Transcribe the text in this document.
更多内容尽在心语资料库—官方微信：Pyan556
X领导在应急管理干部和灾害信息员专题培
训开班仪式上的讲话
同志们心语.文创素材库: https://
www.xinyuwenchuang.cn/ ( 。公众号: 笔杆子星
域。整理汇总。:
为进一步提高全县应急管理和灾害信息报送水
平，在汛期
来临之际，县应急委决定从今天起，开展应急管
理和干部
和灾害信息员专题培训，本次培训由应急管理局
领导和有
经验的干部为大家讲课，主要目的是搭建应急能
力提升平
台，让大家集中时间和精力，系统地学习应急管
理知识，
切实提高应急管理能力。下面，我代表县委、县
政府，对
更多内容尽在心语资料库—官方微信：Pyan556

**Work instructions**
Restate the listing above word for word.

**Right answer**
Transcribe the text in this document.
更多内容尽在心语资料库—官方微信：Pyan556
X领导在应急管理干部和灾害信息员专题培
训开班仪式上的讲话
同志们心语.文创素材库: https://
www.xinyuwenchuang.cn/ ( 。公众号: 笔杆子星
域。整理汇总。:
为进一步提高全县应急管理和灾害信息报送水
平，在汛期
来临之际，县应急委决定从今天起，开展应急管
理和干部
和灾害信息员专题培训，本次培训由应急管理局
领导和有
经验的干部为大家讲课，主要目的是搭建应急能
力提升平
台，让大家集中时间和精力，系统地学习应急管
理知识，
切实提高应急管理能力。下面，我代表县委、县
政府，对
更多内容尽在心语资料库—官方微信：Pyan556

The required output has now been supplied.